Extend the IRA conversion fact sheet past its final paragraph, in the same question-and-answer format.

- Document segment
****************************************

IRA Conversion Fact Sheet

The best and worst candidates for this maneuver, and details on how it works.

Investors of all income levels are now able to convert their traditional IRA assets to Roth IRAs as of the beginning of this year. The opportunity to take tax-free withdrawals on IRA investments certainly holds appeal, but a conversion isn't for everyone. Investors should check with a tax specialist to ensure that they've considered the ramifications--including the potential tax liability--before converting.

Here are some common questions related to IRA conversions, along with the answers.

What's changing in 2010?

Two things. First, income limits on conversions have been lifted, so now anyone can convert from a traditional IRA to a Roth. Second, those who convert in 2010 will be able to spread the taxes associated with the conversion over two years--2011 and 2012.

Is the change permanent or only for 2010?

Income limits are permanently lifted beginning in 2010. However, the special tax treatment (splitting the tax hit over 2011 and 2012) is available only for conversions made in 2010.

What are the benefits of converting?

There are two key benefits. First, Roths offer tax-free withdrawals in retirement, whereas withdrawals from traditional IRAs are taxed as ordinary income. Second, Roths don't require you to take distributions during retirement, so if you don't need the money you can let the assets accumulate for your heirs.

Who is a good candidate for conversion?

In general, younger people are better candidates for conversion than are older investors who are close to retirement or already retired. Those who have the cash on hand to pay the taxes associated with the conversion are also much better candidates for conversion than those who will need to tap the IRA assets to pay the tax. Investors who have a lot of assets in traditional 401(k)s and IRAs may also benefit from a conversion because it will diversify the tax treatment of their in-retirement withdrawals. This article details who might be a prime candidate for conversion and Morningstar's IRA Calculator can help you crunch some numbers.

Who should think twice about converting?

A conversion will tend to be less attractive for older investors who are well into retirement; they won't have the chance to recoup the tax hit. Conversions are also usually a bad idea if tapping the IRA assets is the only way to pay conversion-related taxes. Finally, conversions won't generally make sense for those who haven't saved much for retirement and will therefore be in a lower tax bracket in retirement than they are now. This article discusses who should think twice about converting.

Are the income limits for starting a Roth from scratch going away in 2010, or is conversion the path for investors whose income is over the limit?

The income limits to open a Roth IRA are still in place; individuals with incomes of more than $120,000 who can also contribute to a company retirement plan can't open a Roth; the threshold goes up to $177,000 for married couples filing jointly. However, individuals whose incomes are over those limits can take a backdoor way into a Roth, opening a traditional nondeductible IRA, then converting soon thereafter. They'd owe taxes on any investment earnings at the time of the conversion. This strategy doesn't make sense, however, for those with substantial traditional deductible IRA assets because the taxes associated with the conversion will be based on the breakdown between deductible and nondeductible contributions in the IRA. Check with a tax advisor before opening a "backdoor IRA" because some advisors are concerned that Congress could close this loophole.

****************************************

Saved entries

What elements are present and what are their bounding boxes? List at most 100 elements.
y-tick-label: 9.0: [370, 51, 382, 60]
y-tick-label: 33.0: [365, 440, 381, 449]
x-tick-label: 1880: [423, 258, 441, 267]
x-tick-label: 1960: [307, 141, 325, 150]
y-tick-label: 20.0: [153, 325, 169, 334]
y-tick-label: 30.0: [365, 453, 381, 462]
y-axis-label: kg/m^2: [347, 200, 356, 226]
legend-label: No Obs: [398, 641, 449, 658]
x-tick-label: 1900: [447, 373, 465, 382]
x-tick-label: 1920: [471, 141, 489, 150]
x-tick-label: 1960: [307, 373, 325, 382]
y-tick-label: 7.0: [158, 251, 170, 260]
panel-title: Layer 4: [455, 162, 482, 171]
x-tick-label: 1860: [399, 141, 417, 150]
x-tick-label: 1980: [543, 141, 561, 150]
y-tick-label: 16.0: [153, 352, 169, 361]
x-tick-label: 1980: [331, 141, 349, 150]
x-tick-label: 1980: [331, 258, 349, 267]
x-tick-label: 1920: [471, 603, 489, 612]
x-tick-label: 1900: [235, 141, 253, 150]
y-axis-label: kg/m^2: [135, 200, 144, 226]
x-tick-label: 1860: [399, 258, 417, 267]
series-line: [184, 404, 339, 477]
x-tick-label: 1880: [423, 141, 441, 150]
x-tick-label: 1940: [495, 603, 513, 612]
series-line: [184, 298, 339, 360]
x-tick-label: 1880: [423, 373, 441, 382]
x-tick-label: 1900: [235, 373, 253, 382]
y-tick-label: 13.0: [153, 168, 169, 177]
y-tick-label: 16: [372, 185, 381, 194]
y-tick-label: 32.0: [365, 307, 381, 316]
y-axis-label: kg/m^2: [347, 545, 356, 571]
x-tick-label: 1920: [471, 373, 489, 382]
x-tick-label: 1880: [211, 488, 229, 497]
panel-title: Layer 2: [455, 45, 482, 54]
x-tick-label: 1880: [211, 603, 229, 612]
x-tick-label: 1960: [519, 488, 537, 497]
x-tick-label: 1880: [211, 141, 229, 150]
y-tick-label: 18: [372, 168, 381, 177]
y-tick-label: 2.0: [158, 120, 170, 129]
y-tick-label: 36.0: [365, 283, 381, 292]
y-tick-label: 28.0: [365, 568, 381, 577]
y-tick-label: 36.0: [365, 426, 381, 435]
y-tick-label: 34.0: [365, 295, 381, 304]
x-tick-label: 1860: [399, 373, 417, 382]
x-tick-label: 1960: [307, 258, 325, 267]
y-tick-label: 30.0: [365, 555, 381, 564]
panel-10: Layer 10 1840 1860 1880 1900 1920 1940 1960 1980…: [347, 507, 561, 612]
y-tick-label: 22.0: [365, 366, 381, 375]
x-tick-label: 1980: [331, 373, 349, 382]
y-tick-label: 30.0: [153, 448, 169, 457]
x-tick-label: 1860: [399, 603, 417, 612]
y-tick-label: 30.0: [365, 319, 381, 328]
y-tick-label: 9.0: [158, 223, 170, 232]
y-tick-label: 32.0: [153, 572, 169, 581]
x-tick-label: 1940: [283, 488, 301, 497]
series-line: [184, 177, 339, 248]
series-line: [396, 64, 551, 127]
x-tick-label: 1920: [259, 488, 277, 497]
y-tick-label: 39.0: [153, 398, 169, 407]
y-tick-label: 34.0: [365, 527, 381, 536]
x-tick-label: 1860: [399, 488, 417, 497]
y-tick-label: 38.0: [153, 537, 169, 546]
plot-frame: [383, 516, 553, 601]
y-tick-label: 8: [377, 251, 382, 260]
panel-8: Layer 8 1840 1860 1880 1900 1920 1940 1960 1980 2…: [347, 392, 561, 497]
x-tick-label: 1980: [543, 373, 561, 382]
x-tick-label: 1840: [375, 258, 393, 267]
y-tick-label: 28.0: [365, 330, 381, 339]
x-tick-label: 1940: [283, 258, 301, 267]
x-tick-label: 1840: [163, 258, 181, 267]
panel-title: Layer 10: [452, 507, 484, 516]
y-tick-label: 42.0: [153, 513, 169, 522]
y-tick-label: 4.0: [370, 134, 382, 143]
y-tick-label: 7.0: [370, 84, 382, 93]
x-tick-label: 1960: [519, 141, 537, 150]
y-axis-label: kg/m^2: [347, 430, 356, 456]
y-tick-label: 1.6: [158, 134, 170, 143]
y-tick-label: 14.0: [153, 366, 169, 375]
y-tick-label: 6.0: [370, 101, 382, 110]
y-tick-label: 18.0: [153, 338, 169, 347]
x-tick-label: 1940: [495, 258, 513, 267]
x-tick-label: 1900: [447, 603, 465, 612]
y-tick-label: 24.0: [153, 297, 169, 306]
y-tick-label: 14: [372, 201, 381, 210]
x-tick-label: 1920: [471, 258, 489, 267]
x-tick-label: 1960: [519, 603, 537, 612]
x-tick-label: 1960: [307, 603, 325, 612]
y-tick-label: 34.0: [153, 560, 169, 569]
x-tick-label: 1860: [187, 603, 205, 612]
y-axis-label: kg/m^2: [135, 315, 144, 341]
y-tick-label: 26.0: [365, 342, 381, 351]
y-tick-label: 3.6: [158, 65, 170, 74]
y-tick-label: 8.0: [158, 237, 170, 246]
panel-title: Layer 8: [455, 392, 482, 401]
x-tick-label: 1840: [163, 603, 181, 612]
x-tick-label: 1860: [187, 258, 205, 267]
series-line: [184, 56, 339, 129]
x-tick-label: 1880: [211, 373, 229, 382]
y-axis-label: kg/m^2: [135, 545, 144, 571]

****************************************

- Response for this exercise
Can I roll over a regular 401(k) into a Roth IRA directly?

Yes, assuming you no longer work for the company where you amassed the 401(k). In this case, the rollover functions almost exactly like a conversion; you'll owe taxes on your deductible contributions and investment earnings at the time you convert.

Will I owe taxes because of the conversion?

It depends. If you've made only nondeductible contributions and you don't have any investment earnings in the account, you won't owe taxes upon conversion. If, however, your IRA consists of deductible contributions, rollover assets from a traditional 401(k), and investment earnings--or some combination thereof--you'll owe taxes when you convert.


Should I worry about what the conversion will do to my reportable income (namely, pushing me into a higher tax bracket)?

Yes, and that's one of many reasons to check with a tax advisor before embarking on a conversion. The risk is that in bumping up your income level, you could disqualify yourself for tax credits and deductions that would otherwise be available.

When will the taxes be due?

Normally when an investor converts an IRA, any investment earnings and deductible contributions in the traditional IRA are taxed as income in the year in which the individual converts. For individuals who convert in 2010, however, they can either take the tax hit for the 2010 tax year or split the tax burden across the 2011 and 2012 tax years.

Is there a limit to how much I can convert?

No. But once you're looking at converting large sums, it's especially important to consider the tax implications, both the effect on your tax bracket and whether you have money on hand to pay the conversion-related taxes.

Is the conversion permanent (or can I convert back)?

You can convert back through what's called a recharacterization. A recharacterization enables you to change the character of a Roth IRA to a traditional IRA, and vice versa. This can be an important lever if you convert your IRA and it turns out that the tax burden associated with the conversion is far greater than you had calculated, or if the conversion pushes you into a higher tax bracket and reduces your eligibility for tax credits and deductions. You'll also need to do a recharacterization if you convert your IRA but then determine that you weren't eligible to because of income limits. This article lays out some of the details.

Will I be able to tap principal in the new Roth IRA without penalty?

Yes, assuming five years has elapsed since you made the conversion. If you're over 59 1/2 years old, that waiting period doesn't apply. You can take withdrawals at any time without incurring a penalty.

Do I have to convert all of my accounts, or is a partial conversion possible?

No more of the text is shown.